- Material for this exercise -
• • • • •
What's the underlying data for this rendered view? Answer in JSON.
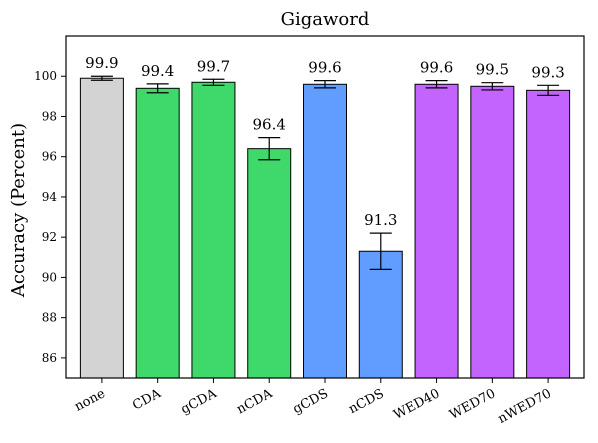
{
  "chart_data": {
    "type": "bar",
    "title": "Gigaword",
    "ylabel": "Accuracy (Percent)",
    "xlabel": "",
    "ylim": [
      85,
      102
    ],
    "yticks": [
      86,
      88,
      90,
      92,
      94,
      96,
      98,
      100
    ],
    "categories": [
      "none",
      "CDA",
      "gCDA",
      "nCDA",
      "gCDS",
      "nCDS",
      "WED40",
      "WED70",
      "nWED70"
    ],
    "values": [
      99.9,
      99.4,
      99.7,
      96.4,
      99.6,
      91.3,
      99.6,
      99.5,
      99.3
    ],
    "value_labels": [
      "99.9",
      "99.4",
      "99.7",
      "96.4",
      "99.6",
      "91.3",
      "99.6",
      "99.5",
      "99.3"
    ],
    "error": [
      0.1,
      0.22,
      0.15,
      0.55,
      0.18,
      0.9,
      0.18,
      0.18,
      0.25
    ],
    "colors": [
      "#d3d3d3",
      "#3fd86a",
      "#3fd86a",
      "#3fd86a",
      "#619cff",
      "#619cff",
      "#c464ff",
      "#c464ff",
      "#c464ff"
    ],
    "grid": false
  }
}
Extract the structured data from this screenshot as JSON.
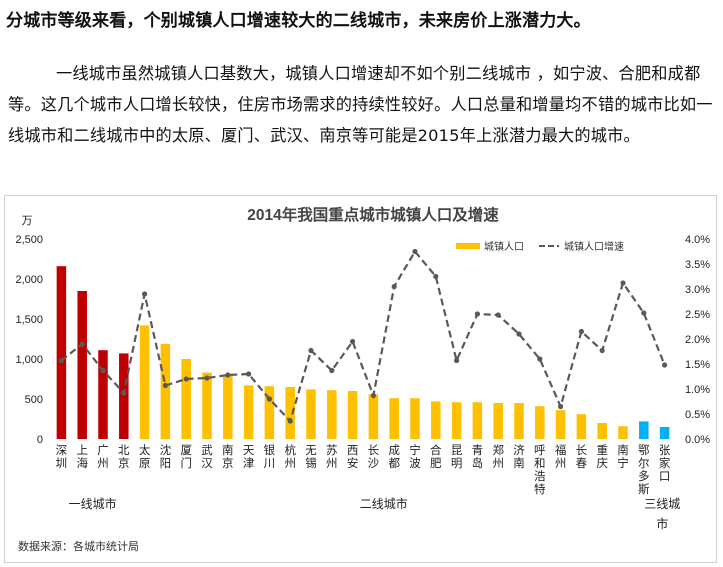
{
  "headline": "分城市等级来看，个别城镇人口增速较大的二线城市，未来房价上涨潜力大。",
  "paragraph": "一线城市虽然城镇人口基数大，城镇人口增速却不如个别二线城市 ，如宁波、合肥和成都等。这几个城市人口增长较快，住房市场需求的持续性较好。人口总量和增量均不错的城市比如一线城市和二线城市中的太原、厦门、武汉、南京等可能是2015年上涨潜力最大的城市。",
  "colors": {
    "tier1": "#C00000",
    "tier2": "#FFC000",
    "tier3": "#00B0F0",
    "line": "#595959"
  },
  "chart_data": {
    "type": "bar",
    "title": "2014年我国重点城市城镇人口及增速",
    "y_unit": "万",
    "ylim": [
      0,
      2500
    ],
    "yticks": [
      0,
      500,
      1000,
      1500,
      2000,
      2500
    ],
    "ytick_labels": [
      "0",
      "500",
      "1,000",
      "1,500",
      "2,000",
      "2,500"
    ],
    "y2lim": [
      0,
      4.0
    ],
    "y2ticks": [
      0,
      0.5,
      1.0,
      1.5,
      2.0,
      2.5,
      3.0,
      3.5,
      4.0
    ],
    "y2tick_labels": [
      "0.0%",
      "0.5%",
      "1.0%",
      "1.5%",
      "2.0%",
      "2.5%",
      "3.0%",
      "3.5%",
      "4.0%"
    ],
    "categories": [
      "深圳",
      "上海",
      "广州",
      "北京",
      "太原",
      "沈阳",
      "厦门",
      "武汉",
      "南京",
      "天津",
      "银川",
      "杭州",
      "无锡",
      "苏州",
      "西安",
      "长沙",
      "成都",
      "宁波",
      "合肥",
      "昆明",
      "青岛",
      "郑州",
      "济南",
      "呼和浩特",
      "福州",
      "长春",
      "重庆",
      "南宁",
      "鄂尔多斯",
      "张家口"
    ],
    "tiers": [
      1,
      1,
      1,
      1,
      2,
      2,
      2,
      2,
      2,
      2,
      2,
      2,
      2,
      2,
      2,
      2,
      2,
      2,
      2,
      2,
      2,
      2,
      2,
      2,
      2,
      2,
      2,
      2,
      3,
      3
    ],
    "series": [
      {
        "name": "城镇人口",
        "kind": "bar",
        "values": [
          2160,
          1850,
          1110,
          1070,
          1420,
          1190,
          1000,
          830,
          790,
          670,
          660,
          650,
          620,
          610,
          600,
          560,
          510,
          510,
          470,
          460,
          460,
          450,
          450,
          410,
          360,
          310,
          200,
          160,
          220,
          150
        ]
      },
      {
        "name": "城镇人口增速",
        "kind": "line",
        "axis": "right",
        "values": [
          1.57,
          1.9,
          1.37,
          0.92,
          2.9,
          1.07,
          1.2,
          1.22,
          1.28,
          1.3,
          0.8,
          0.36,
          1.77,
          1.37,
          1.95,
          0.87,
          3.05,
          3.75,
          3.25,
          1.57,
          2.5,
          2.48,
          2.1,
          1.6,
          0.65,
          2.15,
          1.77,
          3.12,
          2.52,
          1.48
        ]
      }
    ],
    "groups": [
      {
        "label": "一线城市",
        "from": 0,
        "to": 3
      },
      {
        "label": "二线城市",
        "from": 4,
        "to": 27
      },
      {
        "label": "三线城市",
        "from": 28,
        "to": 29
      }
    ],
    "legend_position": "top-right",
    "grid": false,
    "source": "数据来源：各城市统计局"
  }
}
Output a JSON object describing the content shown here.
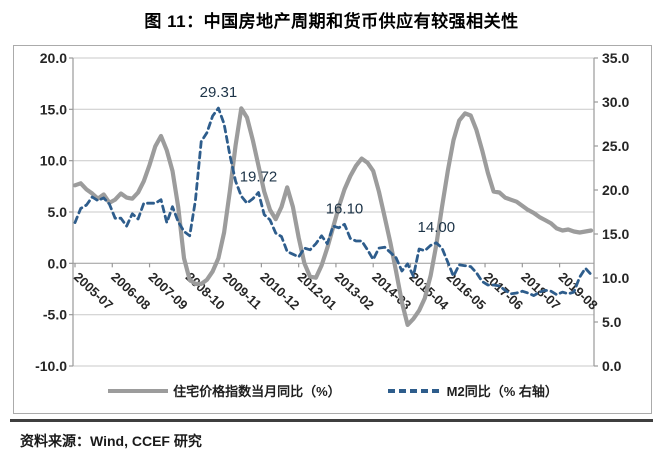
{
  "title": "图 11：中国房地产周期和货币供应有较强相关性",
  "source_note": "资料来源：Wind, CCEF 研究",
  "colors": {
    "housing_line": "#9c9c9c",
    "m2_line": "#2e5d8c",
    "gridline": "#c9c9c9",
    "axis": "#9a9a9a",
    "tick_text": "#262626",
    "annotation_text": "#1c3347",
    "divider": "#3f3f3f"
  },
  "legend": [
    {
      "label": "住宅价格指数当月同比（%）",
      "series": "housing",
      "style": "solid"
    },
    {
      "label": "M2同比（% 右轴）",
      "series": "m2",
      "style": "dashed"
    }
  ],
  "chart_data": {
    "type": "line",
    "title": "图 11：中国房地产周期和货币供应有较强相关性",
    "x_start": "2005-07",
    "x_step_months": 2,
    "x_total_months": 181,
    "x_tick_labels": [
      "2005-07",
      "2006-08",
      "2007-09",
      "2008-10",
      "2009-11",
      "2010-12",
      "2012-01",
      "2013-02",
      "2014-03",
      "2015-04",
      "2016-05",
      "2017-06",
      "2018-07",
      "2019-08"
    ],
    "x_tick_month_offsets": [
      0,
      13,
      26,
      39,
      52,
      65,
      78,
      91,
      104,
      117,
      130,
      143,
      156,
      169
    ],
    "left_axis": {
      "min": -10,
      "max": 20,
      "step": 5,
      "tick_labels": [
        "20.0",
        "15.0",
        "10.0",
        "5.0",
        "0.0",
        "-5.0",
        "-10.0"
      ]
    },
    "right_axis": {
      "min": 0,
      "max": 35,
      "step": 5,
      "tick_labels": [
        "35.0",
        "30.0",
        "25.0",
        "20.0",
        "15.0",
        "10.0",
        "5.0",
        "0.0"
      ]
    },
    "grid": true,
    "legend_position": "bottom",
    "series": [
      {
        "name": "住宅价格指数当月同比（%）",
        "axis": "left",
        "style": "solid",
        "color": "#9c9c9c",
        "values": [
          7.6,
          7.8,
          7.2,
          6.8,
          6.3,
          6.7,
          5.9,
          6.2,
          6.8,
          6.4,
          6.3,
          6.9,
          8.0,
          9.6,
          11.4,
          12.4,
          11.0,
          9.0,
          5.5,
          0.5,
          -1.6,
          -2.0,
          -2.0,
          -1.6,
          -0.8,
          0.5,
          3.0,
          7.0,
          11.5,
          15.1,
          14.2,
          12.0,
          9.5,
          7.0,
          5.2,
          4.3,
          5.5,
          7.4,
          5.5,
          2.5,
          0.0,
          -1.3,
          -1.4,
          -0.2,
          1.5,
          3.5,
          5.5,
          7.2,
          8.5,
          9.5,
          10.2,
          9.8,
          9.0,
          7.0,
          4.5,
          2.0,
          -0.8,
          -3.8,
          -6.0,
          -5.4,
          -4.6,
          -3.4,
          -1.2,
          1.8,
          5.5,
          9.0,
          12.0,
          13.9,
          14.6,
          14.4,
          13.0,
          11.0,
          8.8,
          7.0,
          6.9,
          6.4,
          6.2,
          6.0,
          5.6,
          5.2,
          4.9,
          4.5,
          4.2,
          3.9,
          3.4,
          3.2,
          3.3,
          3.1,
          3.0,
          3.1,
          3.2
        ]
      },
      {
        "name": "M2同比（% 右轴）",
        "axis": "right",
        "style": "dashed",
        "color": "#2e5d8c",
        "values": [
          16.3,
          17.9,
          18.3,
          19.2,
          18.8,
          19.1,
          18.4,
          16.8,
          16.8,
          15.9,
          17.3,
          16.7,
          18.5,
          18.5,
          18.5,
          18.9,
          16.3,
          18.1,
          16.4,
          15.3,
          14.8,
          18.8,
          25.5,
          26.5,
          28.4,
          29.31,
          27.5,
          24.0,
          21.0,
          19.3,
          18.5,
          19.0,
          19.72,
          17.2,
          16.6,
          15.1,
          14.7,
          13.0,
          12.7,
          12.4,
          13.4,
          13.2,
          13.9,
          14.8,
          13.9,
          15.9,
          15.7,
          16.1,
          14.5,
          14.2,
          14.2,
          13.2,
          12.1,
          13.4,
          13.5,
          12.9,
          12.3,
          10.8,
          11.6,
          10.2,
          13.3,
          13.1,
          13.7,
          14.0,
          13.4,
          11.8,
          10.2,
          11.5,
          11.4,
          11.3,
          10.6,
          9.6,
          9.2,
          9.2,
          9.1,
          8.6,
          8.2,
          8.3,
          8.5,
          8.3,
          8.0,
          8.4,
          8.6,
          8.5,
          8.1,
          8.4,
          8.2,
          8.4,
          10.1,
          11.1,
          10.4
        ]
      }
    ],
    "annotations": [
      {
        "text": "29.31",
        "month": 50,
        "value": 29.31,
        "axis": "right"
      },
      {
        "text": "19.72",
        "month": 64,
        "value": 19.72,
        "axis": "right"
      },
      {
        "text": "16.10",
        "month": 94,
        "value": 16.1,
        "axis": "right"
      },
      {
        "text": "14.00",
        "month": 126,
        "value": 14.0,
        "axis": "right"
      }
    ]
  }
}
• • • • •
Select the lines in this material that hold the word "title", leaving none out.

- Task output -
    "title": "Gigaword",
    "title": "2014年我国重点城市城镇人口及增速",
  "title": "图 11：中国房地产周期和货币供应有较强相关性",
    "title": "图 11：中国房地产周期和货币供应有较强相关性",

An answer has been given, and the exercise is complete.